Work to do
Extract each line where the string "text" shows up.

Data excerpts
**********

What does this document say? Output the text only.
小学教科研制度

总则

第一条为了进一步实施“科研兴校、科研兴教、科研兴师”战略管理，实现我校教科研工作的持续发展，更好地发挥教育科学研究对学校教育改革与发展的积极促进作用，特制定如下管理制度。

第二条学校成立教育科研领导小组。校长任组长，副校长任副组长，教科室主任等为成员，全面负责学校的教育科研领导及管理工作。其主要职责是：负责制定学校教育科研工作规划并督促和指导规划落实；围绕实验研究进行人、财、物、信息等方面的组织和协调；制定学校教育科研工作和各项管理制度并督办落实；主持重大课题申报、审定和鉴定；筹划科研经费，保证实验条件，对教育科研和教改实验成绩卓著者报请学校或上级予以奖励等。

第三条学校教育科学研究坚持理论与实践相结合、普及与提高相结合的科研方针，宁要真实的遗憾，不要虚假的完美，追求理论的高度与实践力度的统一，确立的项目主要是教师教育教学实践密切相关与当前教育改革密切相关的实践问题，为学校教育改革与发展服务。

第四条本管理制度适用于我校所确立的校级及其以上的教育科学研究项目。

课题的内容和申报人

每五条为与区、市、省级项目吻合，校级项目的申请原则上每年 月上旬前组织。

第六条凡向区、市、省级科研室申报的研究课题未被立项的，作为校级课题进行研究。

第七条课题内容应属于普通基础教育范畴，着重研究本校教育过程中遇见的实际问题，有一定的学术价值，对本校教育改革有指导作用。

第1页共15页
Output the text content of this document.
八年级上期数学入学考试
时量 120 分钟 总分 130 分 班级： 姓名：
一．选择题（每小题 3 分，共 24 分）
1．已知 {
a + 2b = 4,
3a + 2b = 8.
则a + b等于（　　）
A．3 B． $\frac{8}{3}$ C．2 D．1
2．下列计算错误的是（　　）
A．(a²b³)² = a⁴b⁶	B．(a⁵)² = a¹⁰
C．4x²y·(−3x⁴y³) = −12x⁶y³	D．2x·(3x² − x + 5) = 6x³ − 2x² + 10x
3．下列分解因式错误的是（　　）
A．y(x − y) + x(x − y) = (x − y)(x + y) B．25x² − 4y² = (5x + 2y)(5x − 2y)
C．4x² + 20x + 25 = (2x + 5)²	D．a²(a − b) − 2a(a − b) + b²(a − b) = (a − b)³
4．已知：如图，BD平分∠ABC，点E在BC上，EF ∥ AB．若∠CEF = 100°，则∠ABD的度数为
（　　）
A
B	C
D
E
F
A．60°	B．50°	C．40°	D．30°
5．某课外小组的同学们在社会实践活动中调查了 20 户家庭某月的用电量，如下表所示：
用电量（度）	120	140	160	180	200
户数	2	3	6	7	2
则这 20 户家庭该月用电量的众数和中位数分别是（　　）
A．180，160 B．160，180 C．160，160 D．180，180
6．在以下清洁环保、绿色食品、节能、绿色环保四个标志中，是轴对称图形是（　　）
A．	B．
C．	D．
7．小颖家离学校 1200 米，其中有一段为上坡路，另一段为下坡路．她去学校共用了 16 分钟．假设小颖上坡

**********

Output for this exercise
What does this document say? Output the text only.
Output the text content of this document.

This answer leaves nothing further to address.